[Start of DATA IN THIS EXERCISE]

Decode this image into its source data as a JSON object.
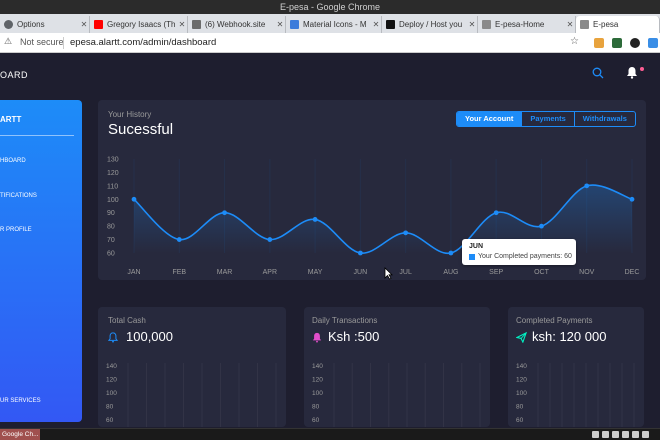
{
  "window": {
    "title": "E-pesa - Google Chrome"
  },
  "tabs": [
    {
      "label": "Options",
      "color": "#5f6368"
    },
    {
      "label": "Gregory Isaacs (Th",
      "color": "#ff0000"
    },
    {
      "label": "(6) Webhook.site",
      "color": "#6b6b6b"
    },
    {
      "label": "Material Icons - M",
      "color": "#3c7cdb"
    },
    {
      "label": "Deploy / Host you",
      "color": "#111111"
    },
    {
      "label": "E-pesa-Home",
      "color": "#8a8a8a"
    },
    {
      "label": "E-pesa",
      "color": "#8a8a8a"
    }
  ],
  "address": {
    "security": "Not secure",
    "url": "epesa.alartt.com/admin/dashboard"
  },
  "header": {
    "brand": "OARD"
  },
  "sidebar": {
    "title": "ARTT",
    "items": [
      "HBOARD",
      "TIFICATIONS",
      "R PROFILE",
      "UR SERVICES"
    ]
  },
  "main_card": {
    "category": "Your History",
    "title": "Sucessful",
    "buttons": [
      "Your Account",
      "Payments",
      "Withdrawals"
    ],
    "active_button": "Your Account",
    "tooltip": {
      "title": "JUN",
      "body": "Your Completed payments: 60"
    }
  },
  "cards": [
    {
      "category": "Total Cash",
      "value": "100,000",
      "icon": "bell-icon",
      "icon_color": "#1d8cf8"
    },
    {
      "category": "Daily Transactions",
      "value": "Ksh :500",
      "icon": "bell-icon",
      "icon_color": "#e14eca"
    },
    {
      "category": "Completed Payments",
      "value": "ksh: 120 000",
      "icon": "send-icon",
      "icon_color": "#00f2c3"
    }
  ],
  "small_chart_ticks": [
    "140",
    "120",
    "100",
    "80",
    "60"
  ],
  "taskbar": {
    "item": "Google Ch..."
  },
  "colors": {
    "accent": "#1d8cf8",
    "card": "#27293d",
    "background": "#1e1e2f"
  },
  "chart_data": {
    "type": "line",
    "categories": [
      "JAN",
      "FEB",
      "MAR",
      "APR",
      "MAY",
      "JUN",
      "JUL",
      "AUG",
      "SEP",
      "OCT",
      "NOV",
      "DEC"
    ],
    "values": [
      100,
      70,
      90,
      70,
      85,
      60,
      75,
      60,
      90,
      80,
      110,
      100
    ],
    "yticks": [
      130,
      120,
      110,
      100,
      90,
      80,
      70,
      60
    ],
    "ylim": [
      60,
      130
    ],
    "grid": true
  }
}
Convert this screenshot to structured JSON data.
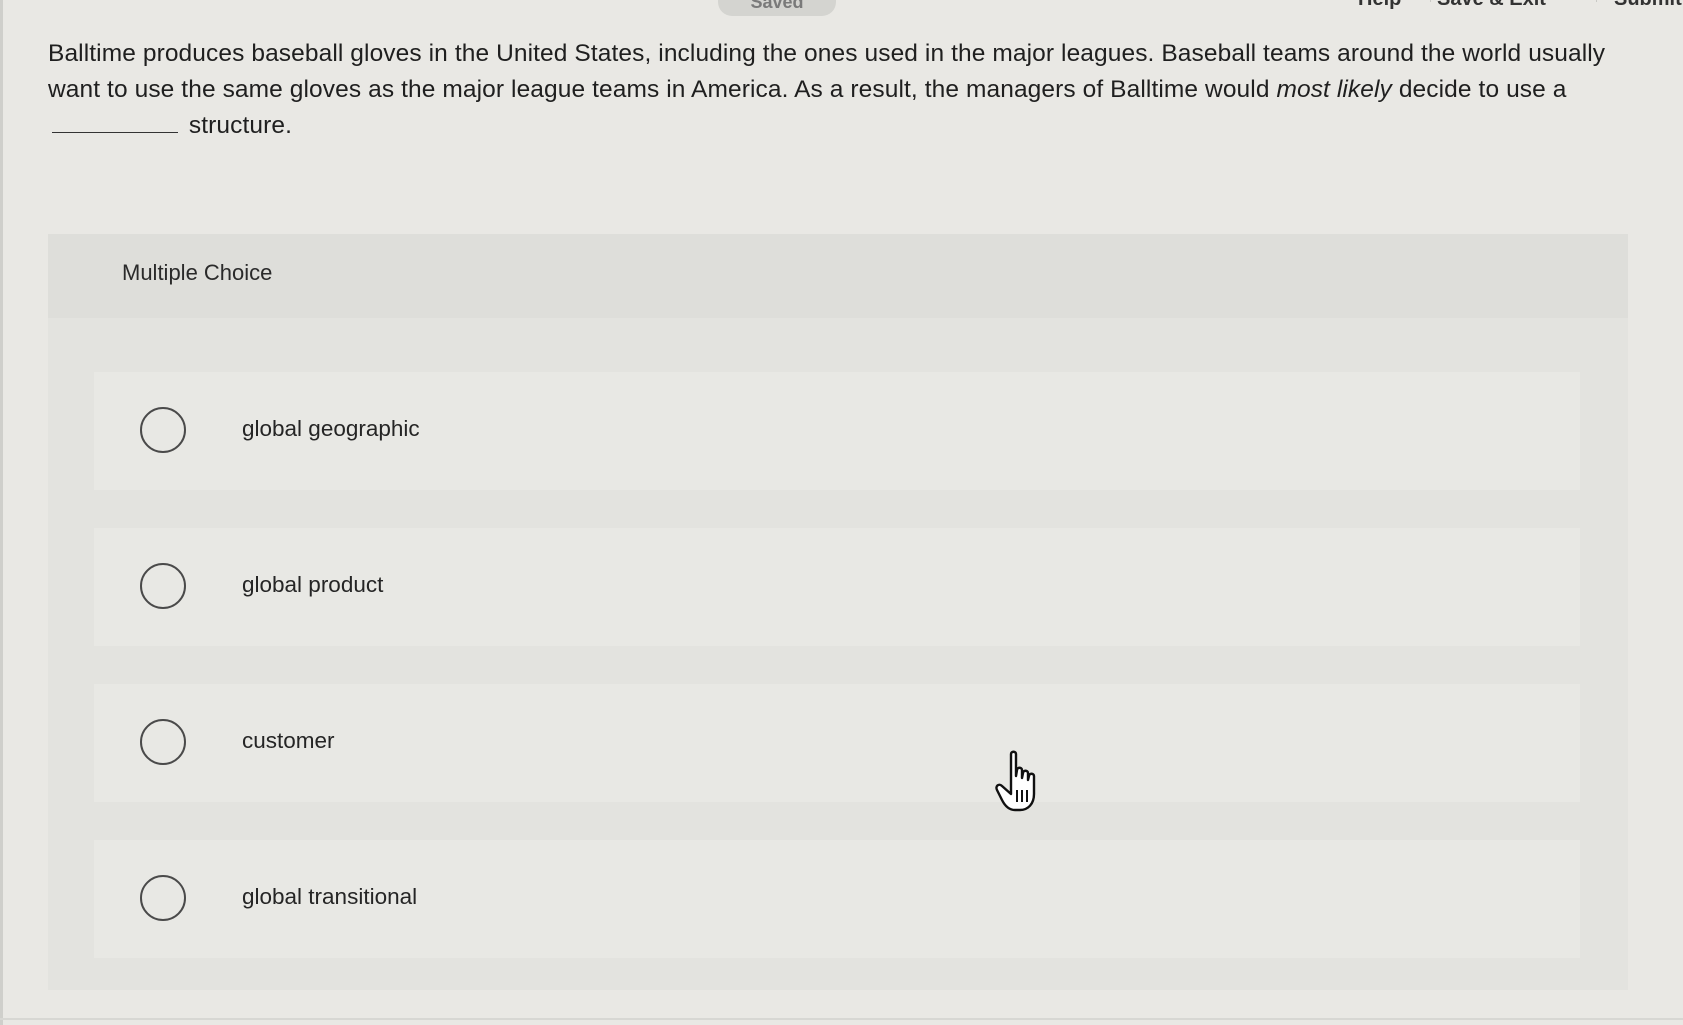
{
  "top_nav": {
    "saved_label": "Saved",
    "help_label": "Help",
    "save_exit_label": "Save & Exit",
    "submit_label": "Submit"
  },
  "question": {
    "text_part1": "Balltime produces baseball gloves in the United States, including the ones used in the major leagues. Baseball teams around the world usually want to use the same gloves as the major league teams in America. As a result, the managers of Balltime would ",
    "emphasis_1": "most likely",
    "text_part2": " decide to use a ",
    "text_part3": " structure."
  },
  "multiple_choice": {
    "label": "Multiple Choice",
    "options": [
      {
        "label": "global geographic"
      },
      {
        "label": "global product"
      },
      {
        "label": "customer"
      },
      {
        "label": "global transitional"
      }
    ]
  },
  "icons": {
    "radio": "radio-unselected-icon",
    "cursor": "hand-pointer-icon"
  },
  "colors": {
    "background": "#e9e8e4",
    "panel": "#e3e3df",
    "text": "#1f1f1f"
  }
}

[End of DATA IN THIS EXERCISE]

- _DIRECTIONS_
Out of the records, collect only those lines that contain the string "Your".

- _OUTPUT_
    "category": "Your History",
      "Your Account",
    "active_button": "Your Account",
      "body": "Your Completed payments: 60"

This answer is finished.